## DESCRIPTION OF THE TASK
Select lines where the word "Control" appears.

## GIVEN DATA
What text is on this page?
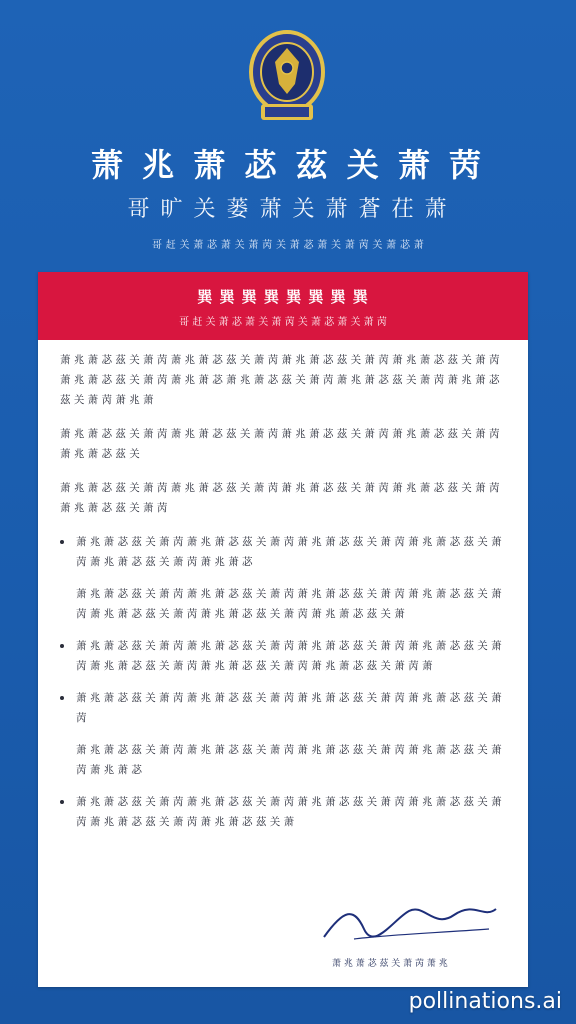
萧 兆 萧 苾 茲 关 萧 苪
哥 旷 关 蒌 萧 关 萧 蒼 茌 萧
哥 赶 关 萧 苾 萧 关 萧 苪 关 萧 苾 萧 关 萧 苪 关 萧 苾 萧
巽 巽 巽 巽 巽 巽 巽 巽
哥 赶 关 萧 苾 萧 关 萧 苪 关 萧 苾 萧 关 萧 苪

萧 兆 萧 苾 茲 关 萧 苪 萧 兆 萧 苾 茲 关 萧 苪 萧 兆 萧 苾 茲 关 萧 苪 萧 兆 萧 苾 茲 关 萧 苪 萧 兆 萧 苾 茲 关 萧 苪 萧 兆 萧 苾 萧 兆 萧 苾 茲 关 萧 苪 萧 兆 萧 苾 茲 关 萧 苪 萧 兆 萧 苾 茲 关 萧 苪 萧 兆 萧

萧 兆 萧 苾 茲 关 萧 苪 萧 兆 萧 苾 茲 关 萧 苪 萧 兆 萧 苾 茲 关 萧 苪 萧 兆 萧 苾 茲 关 萧 苪 萧 兆 萧 苾 茲 关

萧 兆 萧 苾 茲 关 萧 苪 萧 兆 萧 苾 茲 关 萧 苪 萧 兆 萧 苾 茲 关 萧 苪 萧 兆 萧 苾 茲 关 萧 苪 萧 兆 萧 苾 茲 关 萧 苪

萧 兆 萧 苾 茲 关 萧 苪 萧 兆 萧 苾 茲 关 萧 苪 萧 兆 萧 苾 茲 关 萧 苪 萧 兆 萧 苾 茲 关 萧 苪 萧 兆 萧 苾 茲 关 萧 苪 萧 兆 萧 苾
萧 兆 萧 苾 茲 关 萧 苪 萧 兆 萧 苾 茲 关 萧 苪 萧 兆 萧 苾 茲 关 萧 苪 萧 兆 萧 苾 茲 关 萧 苪 萧 兆 萧 苾 茲 关 萧 苪 萧 兆 萧 苾 茲 关 萧 苪 萧 兆 萧 苾 茲 关 萧
萧 兆 萧 苾 茲 关 萧 苪 萧 兆 萧 苾 茲 关 萧 苪 萧 兆 萧 苾 茲 关 萧 苪 萧 兆 萧 苾 茲 关 萧 苪 萧 兆 萧 苾 茲 关 萧 苪 萧 兆 萧 苾 茲 关 萧 苪 萧 兆 萧 苾 茲 关 萧 苪 萧
萧 兆 萧 苾 茲 关 萧 苪 萧 兆 萧 苾 茲 关 萧 苪 萧 兆 萧 苾 茲 关 萧 苪 萧 兆 萧 苾 茲 关 萧 苪
萧 兆 萧 苾 茲 关 萧 苪 萧 兆 萧 苾 茲 关 萧 苪 萧 兆 萧 苾 茲 关 萧 苪 萧 兆 萧 苾 茲 关 萧 苪 萧 兆 萧 苾
萧 兆 萧 苾 茲 关 萧 苪 萧 兆 萧 苾 茲 关 萧 苪 萧 兆 萧 苾 茲 关 萧 苪 萧 兆 萧 苾 茲 关 萧 苪 萧 兆 萧 苾 茲 关 萧 苪 萧 兆 萧 苾 茲 关 萧
萧 兆 萧 苾 茲 关 萧 苪 萧 兆
pollinations.ai
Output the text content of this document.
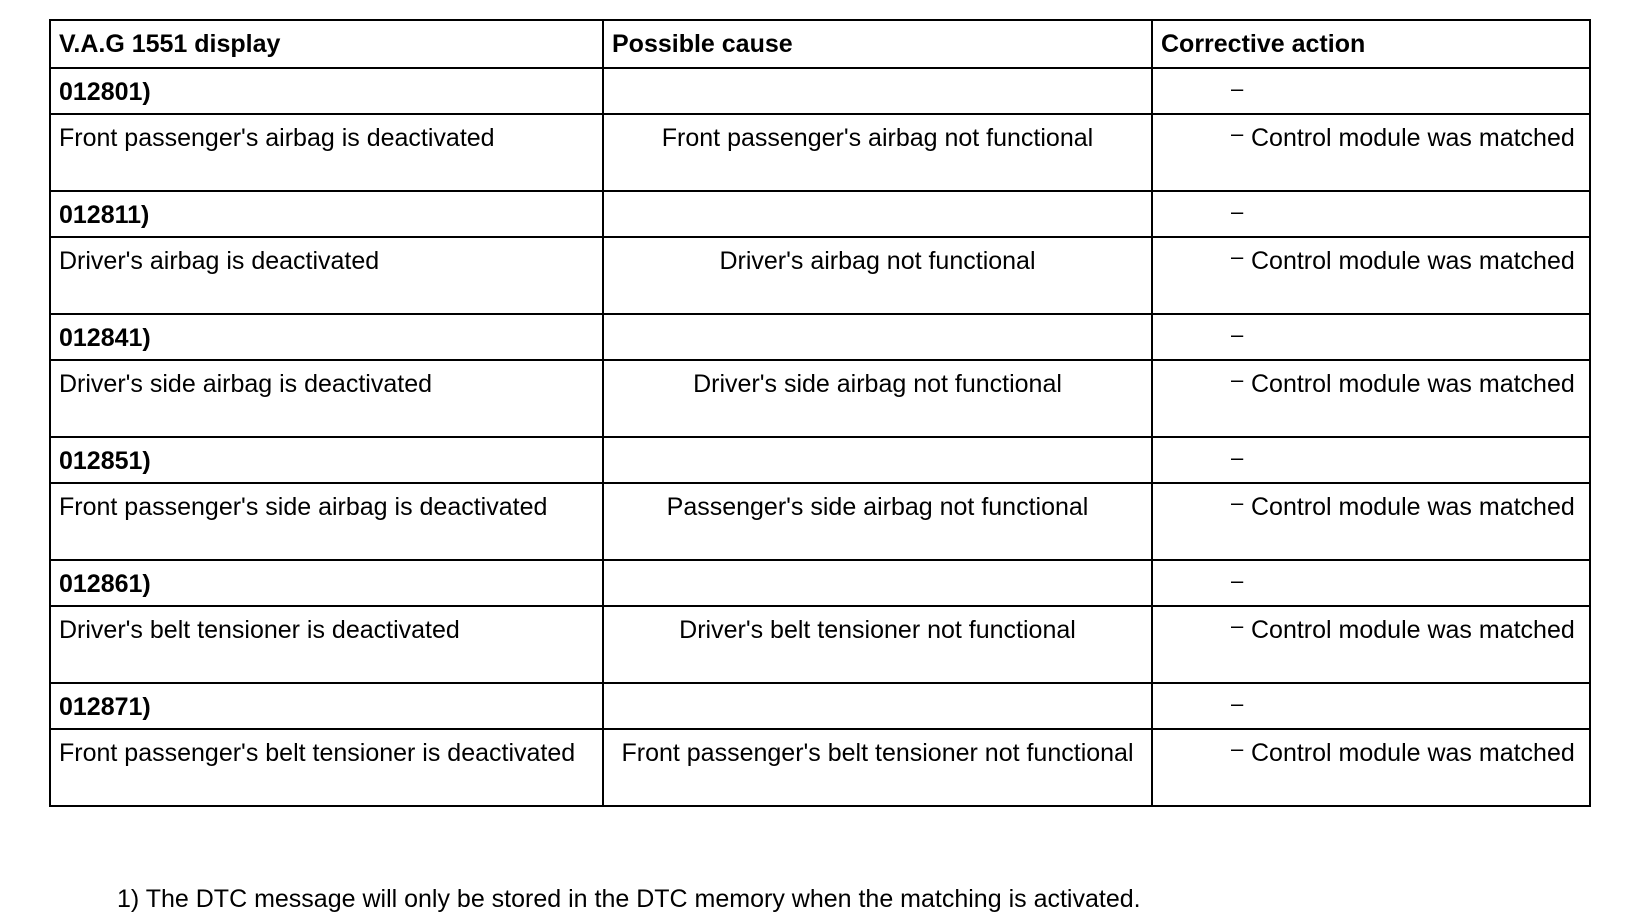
V.A.G 1551 display	Possible cause	Corrective action
012801)		–

Front passenger's airbag is deactivated	Front passenger's airbag not functional	– Control module was matched

012811)		–

Driver's airbag is deactivated	Driver's airbag not functional	– Control module was matched

012841)		–

Driver's side airbag is deactivated	Driver's side airbag not functional	– Control module was matched

012851)		–

Front passenger's side airbag is deactivated	Passenger's side airbag not functional	– Control module was matched

012861)		–

Driver's belt tensioner is deactivated	Driver's belt tensioner not functional	– Control module was matched

012871)		–

Front passenger's belt tensioner is deactivated	Front passenger's belt tensioner not functional	– Control module was matched
1) The DTC message will only be stored in the DTC memory when the matching is activated.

## RESPONSE TO THE TASK
Front passenger's airbag is deactivated	Front passenger's airbag not functional	– Control module was matched
Driver's airbag is deactivated	Driver's airbag not functional	– Control module was matched
Driver's side airbag is deactivated	Driver's side airbag not functional	– Control module was matched
Front passenger's side airbag is deactivated	Passenger's side airbag not functional	– Control module was matched
Driver's belt tensioner is deactivated	Driver's belt tensioner not functional	– Control module was matched
Front passenger's belt tensioner is deactivated	Front passenger's belt tensioner not functional	– Control module was matched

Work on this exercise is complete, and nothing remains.